Task statement:
Check each line of the records below for the word "this" and copy those where it appears.

--- Data shown ---

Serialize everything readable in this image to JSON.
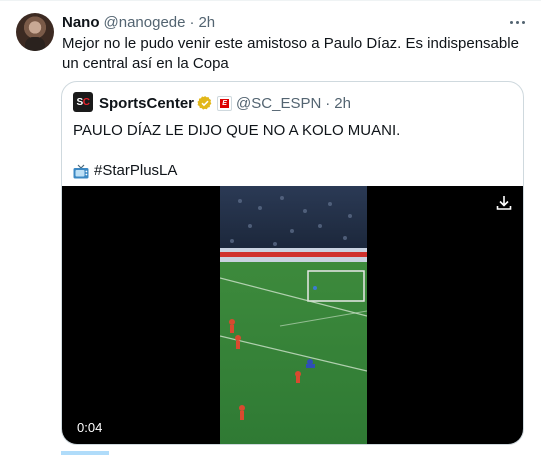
{
  "tweet": {
    "author_name": "Nano",
    "handle": "@nanogede",
    "separator": "·",
    "time": "2h",
    "text": "Mejor no le pudo venir este amistoso a Paulo Díaz. Es indispensable un central así en la Copa",
    "more_icon": "more-icon"
  },
  "quote": {
    "avatar_text_main": "S",
    "avatar_text_accent": "C",
    "author_name": "SportsCenter",
    "handle": "@SC_ESPN",
    "separator": "·",
    "time": "2h",
    "text": "PAULO DÍAZ LE DIJO QUE NO A KOLO MUANI.",
    "hashtag": "#StarPlusLA",
    "badge_letter": "E",
    "video": {
      "timestamp": "0:04"
    }
  },
  "colors": {
    "text": "#0f1419",
    "muted": "#536471",
    "border": "#cfd9de",
    "accent": "#1d9bf0",
    "verified": "#e2b719"
  }
}
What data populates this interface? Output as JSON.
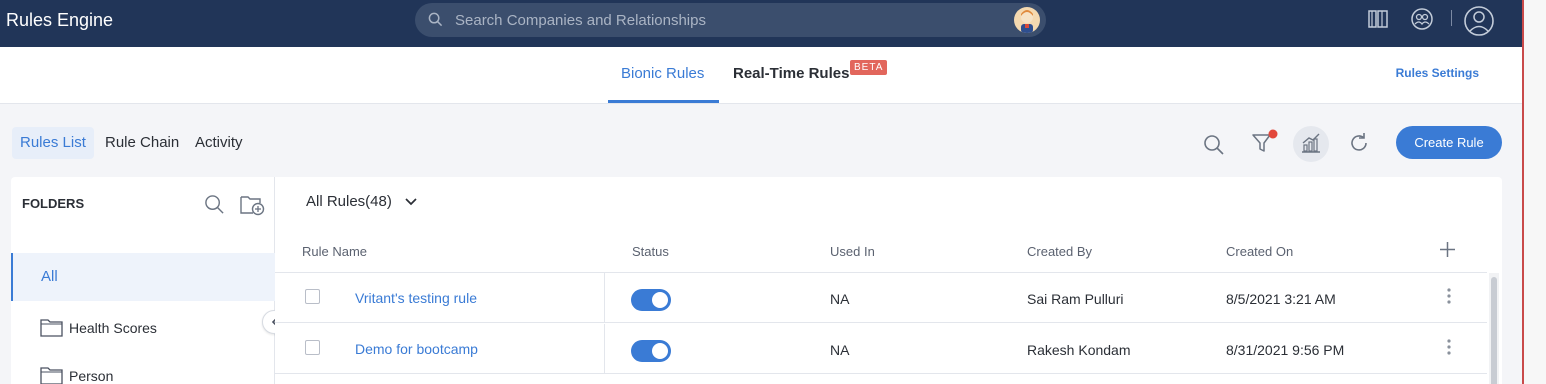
{
  "app": {
    "title": "Rules Engine"
  },
  "search": {
    "placeholder": "Search Companies and Relationships"
  },
  "topbar_icons": [
    "book-icon",
    "network-icon",
    "user-icon"
  ],
  "subnav": {
    "tabs": [
      {
        "label": "Bionic Rules",
        "active": true
      },
      {
        "label": "Real-Time Rules",
        "badge": "BETA"
      }
    ],
    "settings_label": "Rules Settings"
  },
  "subtabs": [
    {
      "label": "Rules List",
      "active": true
    },
    {
      "label": "Rule Chain"
    },
    {
      "label": "Activity"
    }
  ],
  "toolbar": {
    "icons": [
      "search-icon",
      "filter-icon",
      "analytics-icon",
      "refresh-icon"
    ],
    "create_label": "Create Rule"
  },
  "folders": {
    "title": "FOLDERS",
    "items": [
      {
        "label": "All",
        "active": true
      },
      {
        "label": "Health Scores"
      },
      {
        "label": "Person"
      }
    ]
  },
  "rules": {
    "header_label": "All Rules(48)",
    "columns": [
      "Rule Name",
      "Status",
      "Used In",
      "Created By",
      "Created On"
    ],
    "rows": [
      {
        "name": "Vritant's testing rule",
        "status_on": true,
        "used_in": "NA",
        "created_by": "Sai Ram Pulluri",
        "created_on": "8/5/2021 3:21 AM"
      },
      {
        "name": "Demo for bootcamp",
        "status_on": true,
        "used_in": "NA",
        "created_by": "Rakesh Kondam",
        "created_on": "8/31/2021 9:56 PM"
      }
    ]
  },
  "colors": {
    "nav_bg": "#213558",
    "accent": "#3a7bd5",
    "beta_badge": "#e2665c"
  }
}
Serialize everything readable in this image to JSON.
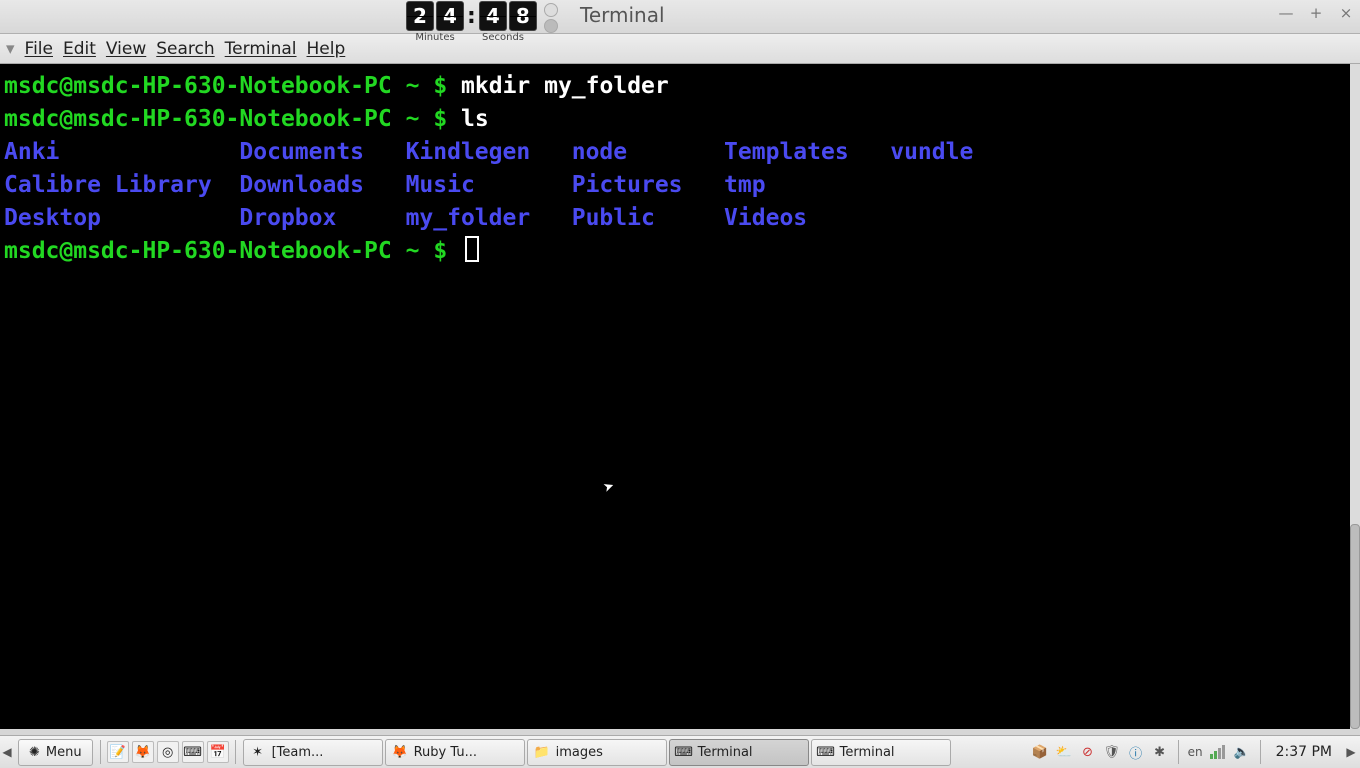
{
  "window": {
    "title": "Terminal",
    "timer": {
      "minutes": "24",
      "seconds": "48",
      "label_min": "Minutes",
      "label_sec": "Seconds"
    }
  },
  "menu": {
    "chevron": "▾",
    "items": [
      "File",
      "Edit",
      "View",
      "Search",
      "Terminal",
      "Help"
    ]
  },
  "prompt": {
    "userhost": "msdc@msdc-HP-630-Notebook-PC",
    "path": "~",
    "symbol": "$"
  },
  "session": {
    "cmd1": "mkdir my_folder",
    "cmd2": "ls",
    "ls": {
      "col1": [
        "Anki",
        "Calibre Library",
        "Desktop"
      ],
      "col2": [
        "Documents",
        "Downloads",
        "Dropbox"
      ],
      "col3": [
        "Kindlegen",
        "Music",
        "my_folder"
      ],
      "col4": [
        "node",
        "Pictures",
        "Public"
      ],
      "col5": [
        "Templates",
        "tmp",
        "Videos"
      ],
      "col6": [
        "vundle",
        "",
        ""
      ]
    }
  },
  "taskbar": {
    "menu_label": "Menu",
    "tasks": [
      {
        "label": "[Team...",
        "icon": "✶",
        "active": false
      },
      {
        "label": "Ruby Tu...",
        "icon": "🦊",
        "active": false
      },
      {
        "label": "images",
        "icon": "📁",
        "active": false
      },
      {
        "label": "Terminal",
        "icon": "⌨",
        "active": true
      },
      {
        "label": "Terminal",
        "icon": "⌨",
        "active": false
      }
    ],
    "lang": "en",
    "clock": "2:37 PM"
  }
}
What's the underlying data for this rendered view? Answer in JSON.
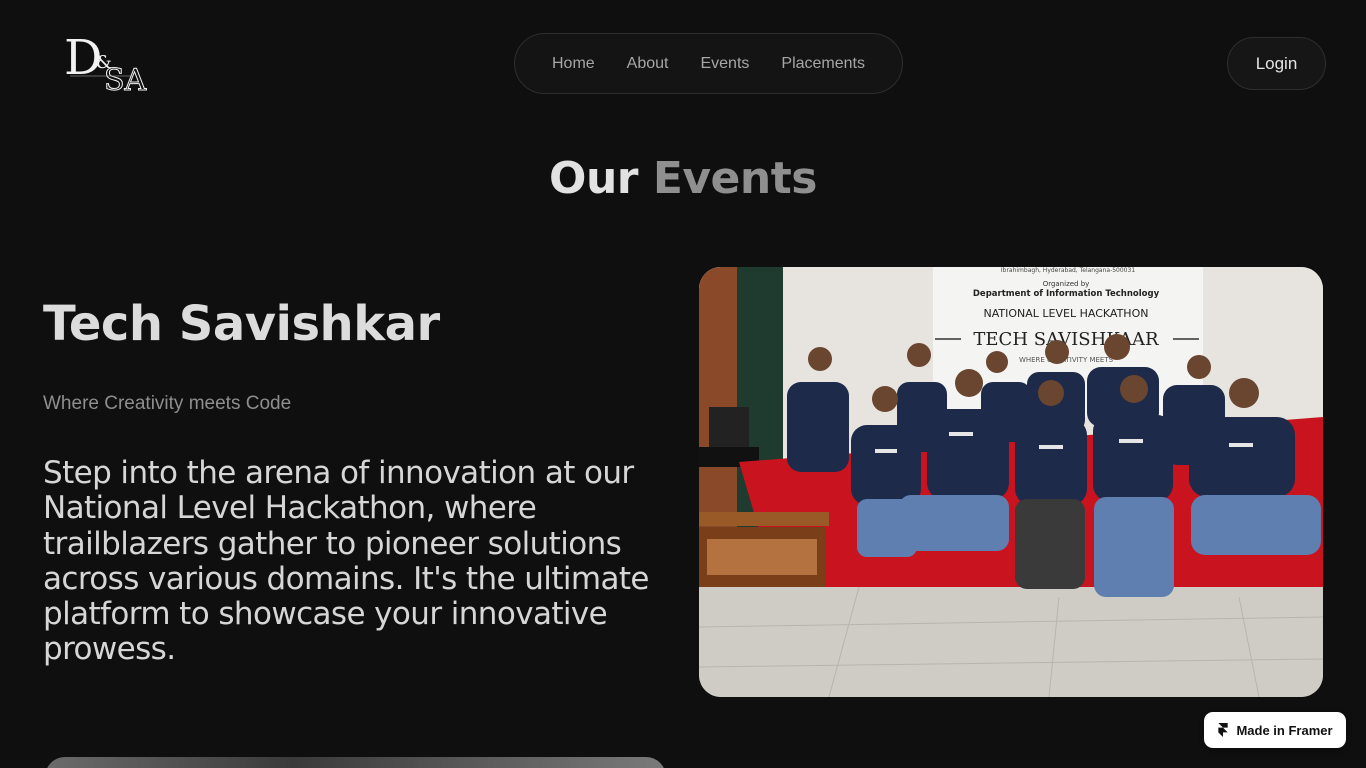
{
  "logo": {
    "monogram_main": "D",
    "monogram_amp": "&",
    "monogram_end": "SA",
    "icon": "dsa-logo"
  },
  "nav": {
    "items": [
      {
        "label": "Home"
      },
      {
        "label": "About"
      },
      {
        "label": "Events"
      },
      {
        "label": "Placements"
      }
    ]
  },
  "header": {
    "login_label": "Login"
  },
  "section": {
    "title_part1": "Our",
    "title_part2": "Events"
  },
  "event": {
    "title": "Tech Savishkar",
    "tagline": "Where Creativity meets Code",
    "description": "Step into the arena of innovation at our National Level Hackathon, where trailblazers gather to pioneer solutions across various domains. It's the ultimate platform to  showcase your innovative prowess.",
    "photo": {
      "banner_line1": "Ibrahimbagh, Hyderabad, Telangana-500031",
      "banner_line2": "Organized by",
      "banner_line3": "Department of Information Technology",
      "banner_line4": "NATIONAL LEVEL HACKATHON",
      "banner_line5": "TECH SAVISHKAAR",
      "banner_line6": "WHERE CREATIVITY MEETS"
    }
  },
  "badge": {
    "label": "Made in Framer",
    "icon": "framer-icon"
  },
  "colors": {
    "background": "#0f0f0f",
    "muted_text": "#8e8e8e",
    "accent_white": "#ffffff"
  }
}
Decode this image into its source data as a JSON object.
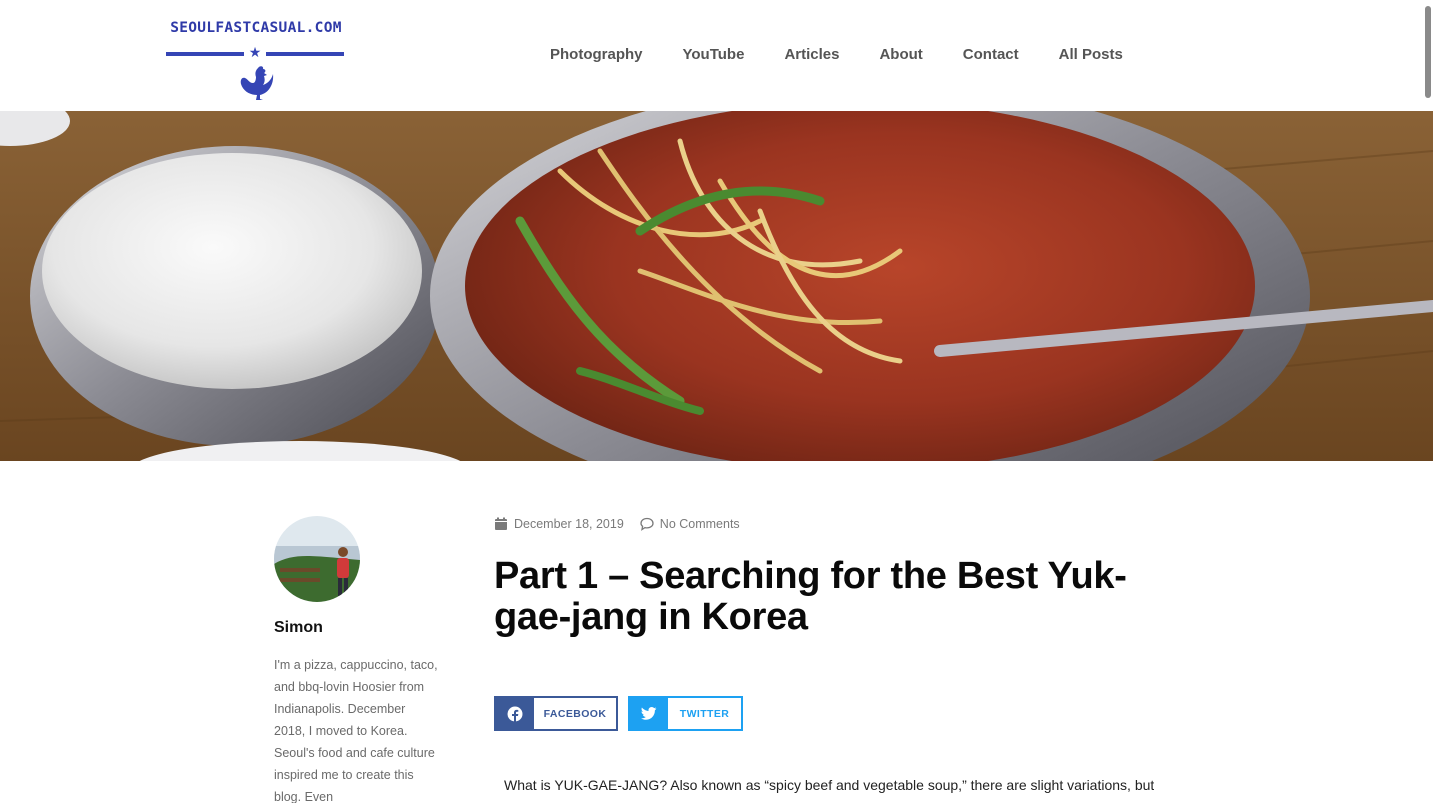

---

Exercise result:
Serialize everything readable in this image to JSON.
What data populates this interface? Output as JSON.
Serialize everything readable in this image to JSON.
What's the underlying data for this rendered view? Answer in JSON.
Decode this image into its source data as a JSON object.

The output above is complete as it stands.